EXERCISE DIRECTIONS »
Reproduce, without alteration, the portion of the intraocular pressure excerpt that begins at the words "As detailed in" and stops after the words "each visit (N=165).".

DOCUMENT EXCERPT »

---*---

Table 1 Demographic and preoperative characteristics Notes: aBaseline VF MD not available for all eyes. bConsistent with Hodapp–Anderson–Parrish visual field criteria. Mild: VF MD no worse than −6 dB, moderate: VF MD worse than −6 dB but no worse than −12 dB, severe: VF MD worse than −12 dB. Abbreviations: CDVA, corrected distance visual acuity; MD, mean deviation; VF, visual field.

As detailed in Figure 2 and Table 2, mean IOP reduced significantly from 18.27±5.41 mmHg preoperatively to 14.04±2.98 mmHg at 12 months (23.2% reduction, P<0.001). All but seven eyes (95.8% or 158/165) achieved Month 12 IOP of ≤18 mmHg. The seven remaining eyes, while not meeting the ≤18 mmHg cutoff, were able to reduce medications considerably (elimination of 1–2 medications vs preoperative).

Figure 2 Reduction in mean intraocular pressure (IOP) through 12 months postoperatively. Note: Available eyes at each visit (N=165).

---*---

RECORDS SUPPLIED »

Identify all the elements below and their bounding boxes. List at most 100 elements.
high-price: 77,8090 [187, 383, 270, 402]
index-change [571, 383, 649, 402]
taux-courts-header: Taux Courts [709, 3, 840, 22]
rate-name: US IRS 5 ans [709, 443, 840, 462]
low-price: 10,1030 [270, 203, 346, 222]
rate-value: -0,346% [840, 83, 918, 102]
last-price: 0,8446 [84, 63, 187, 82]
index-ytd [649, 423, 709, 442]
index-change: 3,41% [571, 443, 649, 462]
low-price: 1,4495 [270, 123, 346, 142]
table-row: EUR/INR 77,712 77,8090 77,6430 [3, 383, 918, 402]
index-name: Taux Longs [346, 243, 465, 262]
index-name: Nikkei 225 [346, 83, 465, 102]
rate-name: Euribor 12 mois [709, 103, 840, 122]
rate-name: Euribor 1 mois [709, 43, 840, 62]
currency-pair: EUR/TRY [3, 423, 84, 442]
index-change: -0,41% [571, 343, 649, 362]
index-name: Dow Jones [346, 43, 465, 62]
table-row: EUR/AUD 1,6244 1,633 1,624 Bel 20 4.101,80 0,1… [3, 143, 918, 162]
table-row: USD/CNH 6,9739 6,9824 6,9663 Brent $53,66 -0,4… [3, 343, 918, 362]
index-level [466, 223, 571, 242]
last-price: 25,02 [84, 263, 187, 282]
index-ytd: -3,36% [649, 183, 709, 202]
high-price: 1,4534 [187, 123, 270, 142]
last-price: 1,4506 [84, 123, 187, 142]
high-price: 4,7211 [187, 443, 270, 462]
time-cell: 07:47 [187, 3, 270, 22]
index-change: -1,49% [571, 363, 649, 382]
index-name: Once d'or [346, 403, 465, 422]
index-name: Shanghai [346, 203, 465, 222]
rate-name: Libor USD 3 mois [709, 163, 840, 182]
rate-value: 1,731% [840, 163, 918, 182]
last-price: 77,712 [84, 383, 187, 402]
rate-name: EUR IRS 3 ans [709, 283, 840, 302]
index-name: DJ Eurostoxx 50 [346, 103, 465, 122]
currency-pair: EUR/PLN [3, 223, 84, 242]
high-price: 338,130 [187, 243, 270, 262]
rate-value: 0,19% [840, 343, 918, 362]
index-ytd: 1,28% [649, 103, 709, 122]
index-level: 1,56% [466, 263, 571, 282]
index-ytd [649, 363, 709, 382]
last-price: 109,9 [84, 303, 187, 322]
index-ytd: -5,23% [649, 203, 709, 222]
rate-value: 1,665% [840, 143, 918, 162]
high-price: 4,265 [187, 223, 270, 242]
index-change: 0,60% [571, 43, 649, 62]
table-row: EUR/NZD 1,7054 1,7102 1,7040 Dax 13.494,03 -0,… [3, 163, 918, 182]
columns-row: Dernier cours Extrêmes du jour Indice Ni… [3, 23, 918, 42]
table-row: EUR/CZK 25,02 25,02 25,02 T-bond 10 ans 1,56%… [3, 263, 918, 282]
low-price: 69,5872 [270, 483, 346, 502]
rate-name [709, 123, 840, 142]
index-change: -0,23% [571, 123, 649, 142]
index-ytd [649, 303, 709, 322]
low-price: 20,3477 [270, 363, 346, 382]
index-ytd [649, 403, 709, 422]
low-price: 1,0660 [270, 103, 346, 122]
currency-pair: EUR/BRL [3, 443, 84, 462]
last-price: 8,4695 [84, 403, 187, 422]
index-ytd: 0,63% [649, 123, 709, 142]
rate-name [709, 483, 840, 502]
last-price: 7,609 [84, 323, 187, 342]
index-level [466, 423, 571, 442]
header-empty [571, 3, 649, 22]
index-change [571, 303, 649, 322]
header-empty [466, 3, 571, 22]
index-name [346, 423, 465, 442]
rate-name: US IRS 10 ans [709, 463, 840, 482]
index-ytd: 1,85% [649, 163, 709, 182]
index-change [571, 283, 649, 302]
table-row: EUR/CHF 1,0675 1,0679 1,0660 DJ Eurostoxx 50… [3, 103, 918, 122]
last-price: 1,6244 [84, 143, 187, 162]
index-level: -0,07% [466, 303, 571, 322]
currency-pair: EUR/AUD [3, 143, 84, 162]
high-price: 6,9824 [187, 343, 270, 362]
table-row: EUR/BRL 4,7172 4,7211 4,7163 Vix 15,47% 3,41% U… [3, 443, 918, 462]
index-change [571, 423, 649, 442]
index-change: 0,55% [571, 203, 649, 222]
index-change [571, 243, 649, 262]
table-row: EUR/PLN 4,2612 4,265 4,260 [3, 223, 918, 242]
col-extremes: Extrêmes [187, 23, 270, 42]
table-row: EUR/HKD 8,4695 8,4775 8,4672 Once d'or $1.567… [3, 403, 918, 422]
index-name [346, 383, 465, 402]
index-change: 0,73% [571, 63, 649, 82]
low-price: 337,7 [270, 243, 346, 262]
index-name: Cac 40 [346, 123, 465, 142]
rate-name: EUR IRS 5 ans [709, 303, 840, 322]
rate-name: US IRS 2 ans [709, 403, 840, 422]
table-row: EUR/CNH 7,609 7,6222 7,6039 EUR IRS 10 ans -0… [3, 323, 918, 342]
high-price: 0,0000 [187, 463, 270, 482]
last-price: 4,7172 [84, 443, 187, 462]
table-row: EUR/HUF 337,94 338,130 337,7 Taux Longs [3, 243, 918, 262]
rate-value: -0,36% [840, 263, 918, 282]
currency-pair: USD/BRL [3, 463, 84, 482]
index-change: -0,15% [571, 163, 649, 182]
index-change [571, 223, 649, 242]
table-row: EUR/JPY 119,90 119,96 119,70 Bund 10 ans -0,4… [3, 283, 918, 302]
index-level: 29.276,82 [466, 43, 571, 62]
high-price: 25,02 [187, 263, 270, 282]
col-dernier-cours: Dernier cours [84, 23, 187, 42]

---*---

FINAL ANSWER »
As detailed in Figure 2 and Table 2, mean IOP reduced significantly from 18.27±5.41 mmHg preoperatively to 14.04±2.98 mmHg at 12 months (23.2% reduction, P<0.001). All but seven eyes (95.8% or 158/165) achieved Month 12 IOP of ≤18 mmHg. The seven remaining eyes, while not meeting the ≤18 mmHg cutoff, were able to reduce medications considerably (elimination of 1–2 medications vs preoperative).

Figure 2 Reduction in mean intraocular pressure (IOP) through 12 months postoperatively. Note: Available eyes at each visit (N=165).